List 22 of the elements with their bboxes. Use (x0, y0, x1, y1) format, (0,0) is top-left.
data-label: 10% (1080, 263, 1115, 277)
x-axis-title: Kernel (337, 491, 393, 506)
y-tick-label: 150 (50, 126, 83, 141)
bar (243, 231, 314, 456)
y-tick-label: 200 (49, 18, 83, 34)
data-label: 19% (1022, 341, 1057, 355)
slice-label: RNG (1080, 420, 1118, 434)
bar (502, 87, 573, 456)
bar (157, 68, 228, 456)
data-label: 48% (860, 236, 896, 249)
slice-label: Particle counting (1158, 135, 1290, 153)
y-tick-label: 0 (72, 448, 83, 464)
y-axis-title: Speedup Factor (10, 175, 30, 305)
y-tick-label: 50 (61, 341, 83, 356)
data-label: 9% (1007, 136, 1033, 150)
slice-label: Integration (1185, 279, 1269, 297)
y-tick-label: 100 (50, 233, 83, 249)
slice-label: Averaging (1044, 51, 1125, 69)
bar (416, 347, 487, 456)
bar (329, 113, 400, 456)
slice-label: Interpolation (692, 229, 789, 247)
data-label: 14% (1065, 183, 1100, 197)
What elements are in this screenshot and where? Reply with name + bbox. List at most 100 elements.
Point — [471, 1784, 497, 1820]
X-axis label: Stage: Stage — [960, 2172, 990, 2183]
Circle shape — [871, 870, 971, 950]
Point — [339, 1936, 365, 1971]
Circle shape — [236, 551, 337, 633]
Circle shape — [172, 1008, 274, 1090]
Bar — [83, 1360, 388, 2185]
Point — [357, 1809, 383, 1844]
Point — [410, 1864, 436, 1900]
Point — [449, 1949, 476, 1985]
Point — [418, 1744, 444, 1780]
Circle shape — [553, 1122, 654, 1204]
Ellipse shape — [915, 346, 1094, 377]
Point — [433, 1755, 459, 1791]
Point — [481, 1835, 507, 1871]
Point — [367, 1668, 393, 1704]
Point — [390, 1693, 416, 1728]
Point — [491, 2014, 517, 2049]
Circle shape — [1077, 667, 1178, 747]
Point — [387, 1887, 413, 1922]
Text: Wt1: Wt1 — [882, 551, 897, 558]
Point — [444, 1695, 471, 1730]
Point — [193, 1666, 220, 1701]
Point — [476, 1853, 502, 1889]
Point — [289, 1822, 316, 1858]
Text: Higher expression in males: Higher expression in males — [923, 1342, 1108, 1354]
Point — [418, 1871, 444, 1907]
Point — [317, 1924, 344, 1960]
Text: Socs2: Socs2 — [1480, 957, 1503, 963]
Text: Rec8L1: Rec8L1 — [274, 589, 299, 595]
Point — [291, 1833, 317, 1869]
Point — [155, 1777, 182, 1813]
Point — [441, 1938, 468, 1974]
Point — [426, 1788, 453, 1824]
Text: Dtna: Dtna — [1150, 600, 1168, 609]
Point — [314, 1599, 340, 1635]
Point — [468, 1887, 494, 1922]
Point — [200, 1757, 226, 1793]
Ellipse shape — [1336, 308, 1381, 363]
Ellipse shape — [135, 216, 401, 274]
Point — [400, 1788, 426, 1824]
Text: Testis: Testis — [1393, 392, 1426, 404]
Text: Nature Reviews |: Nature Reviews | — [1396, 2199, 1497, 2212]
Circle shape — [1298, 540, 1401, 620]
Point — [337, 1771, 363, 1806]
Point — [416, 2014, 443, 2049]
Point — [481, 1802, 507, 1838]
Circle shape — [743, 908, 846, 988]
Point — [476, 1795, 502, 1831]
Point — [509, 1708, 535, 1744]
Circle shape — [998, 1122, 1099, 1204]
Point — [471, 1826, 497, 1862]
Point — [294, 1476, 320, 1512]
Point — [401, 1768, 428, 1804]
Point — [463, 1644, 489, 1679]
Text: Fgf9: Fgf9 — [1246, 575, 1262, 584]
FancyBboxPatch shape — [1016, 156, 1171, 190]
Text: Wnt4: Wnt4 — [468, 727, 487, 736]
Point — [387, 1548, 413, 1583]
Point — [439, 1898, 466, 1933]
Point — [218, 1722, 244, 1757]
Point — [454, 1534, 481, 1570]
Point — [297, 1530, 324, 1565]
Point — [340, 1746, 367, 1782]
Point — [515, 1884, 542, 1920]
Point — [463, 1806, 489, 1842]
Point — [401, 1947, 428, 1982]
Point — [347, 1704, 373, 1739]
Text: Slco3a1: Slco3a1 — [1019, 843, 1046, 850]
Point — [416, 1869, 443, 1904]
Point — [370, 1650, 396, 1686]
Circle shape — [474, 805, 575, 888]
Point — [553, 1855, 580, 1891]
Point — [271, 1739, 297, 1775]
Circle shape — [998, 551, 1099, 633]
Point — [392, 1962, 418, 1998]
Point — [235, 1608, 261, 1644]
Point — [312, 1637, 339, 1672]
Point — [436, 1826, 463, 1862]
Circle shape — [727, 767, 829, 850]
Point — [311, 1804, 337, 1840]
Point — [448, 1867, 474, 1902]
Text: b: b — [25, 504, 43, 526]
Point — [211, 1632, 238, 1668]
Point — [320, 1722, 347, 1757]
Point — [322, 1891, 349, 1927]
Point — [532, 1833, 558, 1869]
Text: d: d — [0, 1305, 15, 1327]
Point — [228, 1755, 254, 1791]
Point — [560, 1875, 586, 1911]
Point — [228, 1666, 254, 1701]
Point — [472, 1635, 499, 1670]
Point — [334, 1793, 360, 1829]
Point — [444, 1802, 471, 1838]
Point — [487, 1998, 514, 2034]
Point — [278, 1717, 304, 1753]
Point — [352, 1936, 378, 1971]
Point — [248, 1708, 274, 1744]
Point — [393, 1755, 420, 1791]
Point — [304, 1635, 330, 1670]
--------
Pull out each line of the material above that contains the string "with".

List 22 of the elements with their bboxes. Use (x0, y0, x1, y1) format, (0,0) is top-left.
What elements are in this screenshot and where? Reply with name + bbox. List at most 100 elements.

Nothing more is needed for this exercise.